Records:
========

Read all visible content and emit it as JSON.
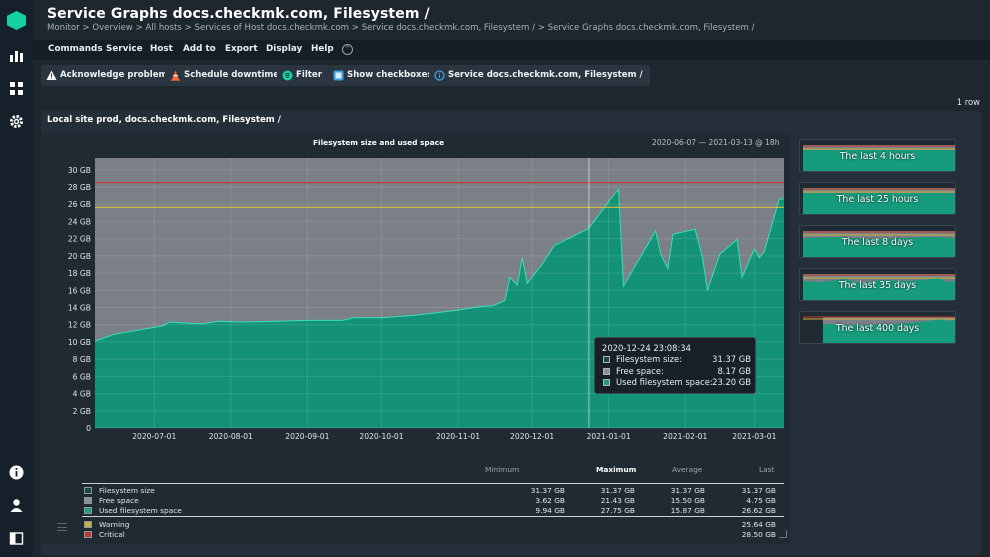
{
  "header": {
    "title": "Service Graphs docs.checkmk.com, Filesystem /",
    "breadcrumb": "Monitor > Overview > All hosts > Services of Host docs.checkmk.com > Service docs.checkmk.com, Filesystem / > Service Graphs docs.checkmk.com, Filesystem /"
  },
  "menu": [
    "Commands",
    "Service",
    "Host",
    "Add to",
    "Export",
    "Display",
    "Help"
  ],
  "toolbar": {
    "acknowledge": "Acknowledge problems",
    "downtime": "Schedule downtimes",
    "filter": "Filter",
    "checkboxes": "Show checkboxes",
    "service": "Service docs.checkmk.com, Filesystem /"
  },
  "row_count": "1 row",
  "panel_title": "Local site prod, docs.checkmk.com, Filesystem /",
  "graph": {
    "title": "Filesystem size and used space",
    "range": "2020-06-07 — 2021-03-13 @ 18h"
  },
  "tooltip": {
    "time": "2020-12-24 23:08:34",
    "rows": [
      {
        "label": "Filesystem size:",
        "value": "31.37 GB",
        "color": "#1a4a3e"
      },
      {
        "label": "Free space:",
        "value": "8.17 GB",
        "color": "#8a8f95"
      },
      {
        "label": "Used filesystem space:",
        "value": "23.20 GB",
        "color": "#1f9c7c"
      }
    ]
  },
  "legend": {
    "headers": {
      "min": "Minimum",
      "max": "Maximum",
      "avg": "Average",
      "last": "Last"
    },
    "rows": [
      {
        "label": "Filesystem size",
        "min": "31.37 GB",
        "max": "31.37 GB",
        "avg": "31.37 GB",
        "last": "31.37 GB",
        "color": "#1a4a3e"
      },
      {
        "label": "Free space",
        "min": "3.62 GB",
        "max": "21.43 GB",
        "avg": "15.50 GB",
        "last": "4.75 GB",
        "color": "#8a8f95"
      },
      {
        "label": "Used filesystem space",
        "min": "9.94 GB",
        "max": "27.75 GB",
        "avg": "15.87 GB",
        "last": "26.62 GB",
        "color": "#1f9c7c"
      }
    ],
    "thresholds": [
      {
        "label": "Warning",
        "value": "25.64 GB",
        "color": "#c8b43a"
      },
      {
        "label": "Critical",
        "value": "28.50 GB",
        "color": "#c0392b"
      }
    ]
  },
  "thumbnails": [
    "The last 4 hours",
    "The last 25 hours",
    "The last 8 days",
    "The last 35 days",
    "The last 400 days"
  ],
  "chart_data": {
    "type": "area",
    "title": "Filesystem size and used space",
    "y_ticks": [
      "0",
      "2 GB",
      "4 GB",
      "6 GB",
      "8 GB",
      "10 GB",
      "12 GB",
      "14 GB",
      "16 GB",
      "18 GB",
      "20 GB",
      "22 GB",
      "24 GB",
      "26 GB",
      "28 GB",
      "30 GB"
    ],
    "x_ticks": [
      "2020-07-01",
      "2020-08-01",
      "2020-09-01",
      "2020-10-01",
      "2020-11-01",
      "2020-12-01",
      "2021-01-01",
      "2021-02-01",
      "2021-03-01"
    ],
    "ylim": [
      0,
      31.37
    ],
    "xlim": [
      "2020-06-07",
      "2021-03-13"
    ],
    "warning": 25.64,
    "critical": 28.5,
    "filesystem_size": 31.37,
    "used_series": {
      "name": "Used filesystem space",
      "x": [
        "2020-06-07",
        "2020-06-15",
        "2020-06-25",
        "2020-07-05",
        "2020-07-07",
        "2020-07-20",
        "2020-07-27",
        "2020-08-05",
        "2020-08-20",
        "2020-09-01",
        "2020-09-15",
        "2020-09-20",
        "2020-10-01",
        "2020-10-15",
        "2020-11-01",
        "2020-11-10",
        "2020-11-15",
        "2020-11-20",
        "2020-11-22",
        "2020-11-25",
        "2020-11-27",
        "2020-11-29",
        "2020-12-05",
        "2020-12-10",
        "2020-12-24",
        "2021-01-01",
        "2021-01-05",
        "2021-01-07",
        "2021-01-20",
        "2021-01-22",
        "2021-01-25",
        "2021-01-27",
        "2021-02-05",
        "2021-02-08",
        "2021-02-10",
        "2021-02-15",
        "2021-02-22",
        "2021-02-24",
        "2021-03-01",
        "2021-03-03",
        "2021-03-05",
        "2021-03-09",
        "2021-03-11",
        "2021-03-13"
      ],
      "values": [
        10.1,
        10.9,
        11.4,
        11.9,
        12.3,
        12.1,
        12.4,
        12.3,
        12.4,
        12.5,
        12.5,
        12.8,
        12.8,
        13.1,
        13.7,
        14.1,
        14.2,
        14.8,
        17.5,
        16.6,
        19.8,
        16.8,
        19.0,
        21.2,
        23.2,
        26.3,
        27.75,
        16.5,
        22.9,
        20.3,
        18.5,
        22.5,
        23.1,
        19.8,
        16.0,
        20.2,
        21.9,
        17.5,
        20.8,
        19.8,
        20.5,
        24.5,
        26.6,
        26.62
      ]
    }
  }
}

========

Problem details:
Quote every record above exactly, omitting any pictures they contain.

Output of the task:
Read all visible content and emit it as JSON.
{
  "header": {
    "title": "Service Graphs docs.checkmk.com, Filesystem /",
    "breadcrumb": "Monitor > Overview > All hosts > Services of Host docs.checkmk.com > Service docs.checkmk.com, Filesystem / > Service Graphs docs.checkmk.com, Filesystem /"
  },
  "menu": [
    "Commands",
    "Service",
    "Host",
    "Add to",
    "Export",
    "Display",
    "Help"
  ],
  "toolbar": {
    "acknowledge": "Acknowledge problems",
    "downtime": "Schedule downtimes",
    "filter": "Filter",
    "checkboxes": "Show checkboxes",
    "service": "Service docs.checkmk.com, Filesystem /"
  },
  "row_count": "1 row",
  "panel_title": "Local site prod, docs.checkmk.com, Filesystem /",
  "graph": {
    "title": "Filesystem size and used space",
    "range": "2020-06-07 — 2021-03-13 @ 18h"
  },
  "tooltip": {
    "time": "2020-12-24 23:08:34",
    "rows": [
      {
        "label": "Filesystem size:",
        "value": "31.37 GB",
        "color": "#1a4a3e"
      },
      {
        "label": "Free space:",
        "value": "8.17 GB",
        "color": "#8a8f95"
      },
      {
        "label": "Used filesystem space:",
        "value": "23.20 GB",
        "color": "#1f9c7c"
      }
    ]
  },
  "legend": {
    "headers": {
      "min": "Minimum",
      "max": "Maximum",
      "avg": "Average",
      "last": "Last"
    },
    "rows": [
      {
        "label": "Filesystem size",
        "min": "31.37 GB",
        "max": "31.37 GB",
        "avg": "31.37 GB",
        "last": "31.37 GB",
        "color": "#1a4a3e"
      },
      {
        "label": "Free space",
        "min": "3.62 GB",
        "max": "21.43 GB",
        "avg": "15.50 GB",
        "last": "4.75 GB",
        "color": "#8a8f95"
      },
      {
        "label": "Used filesystem space",
        "min": "9.94 GB",
        "max": "27.75 GB",
        "avg": "15.87 GB",
        "last": "26.62 GB",
        "color": "#1f9c7c"
      }
    ],
    "thresholds": [
      {
        "label": "Warning",
        "value": "25.64 GB",
        "color": "#c8b43a"
      },
      {
        "label": "Critical",
        "value": "28.50 GB",
        "color": "#c0392b"
      }
    ]
  },
  "thumbnails": [
    "The last 4 hours",
    "The last 25 hours",
    "The last 8 days",
    "The last 35 days",
    "The last 400 days"
  ],
  "chart_data": {
    "type": "area",
    "title": "Filesystem size and used space",
    "y_ticks": [
      "0",
      "2 GB",
      "4 GB",
      "6 GB",
      "8 GB",
      "10 GB",
      "12 GB",
      "14 GB",
      "16 GB",
      "18 GB",
      "20 GB",
      "22 GB",
      "24 GB",
      "26 GB",
      "28 GB",
      "30 GB"
    ],
    "x_ticks": [
      "2020-07-01",
      "2020-08-01",
      "2020-09-01",
      "2020-10-01",
      "2020-11-01",
      "2020-12-01",
      "2021-01-01",
      "2021-02-01",
      "2021-03-01"
    ],
    "ylim": [
      0,
      31.37
    ],
    "xlim": [
      "2020-06-07",
      "2021-03-13"
    ],
    "warning": 25.64,
    "critical": 28.5,
    "filesystem_size": 31.37,
    "used_series": {
      "name": "Used filesystem space",
      "x": [
        "2020-06-07",
        "2020-06-15",
        "2020-06-25",
        "2020-07-05",
        "2020-07-07",
        "2020-07-20",
        "2020-07-27",
        "2020-08-05",
        "2020-08-20",
        "2020-09-01",
        "2020-09-15",
        "2020-09-20",
        "2020-10-01",
        "2020-10-15",
        "2020-11-01",
        "2020-11-10",
        "2020-11-15",
        "2020-11-20",
        "2020-11-22",
        "2020-11-25",
        "2020-11-27",
        "2020-11-29",
        "2020-12-05",
        "2020-12-10",
        "2020-12-24",
        "2021-01-01",
        "2021-01-05",
        "2021-01-07",
        "2021-01-20",
        "2021-01-22",
        "2021-01-25",
        "2021-01-27",
        "2021-02-05",
        "2021-02-08",
        "2021-02-10",
        "2021-02-15",
        "2021-02-22",
        "2021-02-24",
        "2021-03-01",
        "2021-03-03",
        "2021-03-05",
        "2021-03-09",
        "2021-03-11",
        "2021-03-13"
      ],
      "values": [
        10.1,
        10.9,
        11.4,
        11.9,
        12.3,
        12.1,
        12.4,
        12.3,
        12.4,
        12.5,
        12.5,
        12.8,
        12.8,
        13.1,
        13.7,
        14.1,
        14.2,
        14.8,
        17.5,
        16.6,
        19.8,
        16.8,
        19.0,
        21.2,
        23.2,
        26.3,
        27.75,
        16.5,
        22.9,
        20.3,
        18.5,
        22.5,
        23.1,
        19.8,
        16.0,
        20.2,
        21.9,
        17.5,
        20.8,
        19.8,
        20.5,
        24.5,
        26.6,
        26.62
      ]
    }
  }
}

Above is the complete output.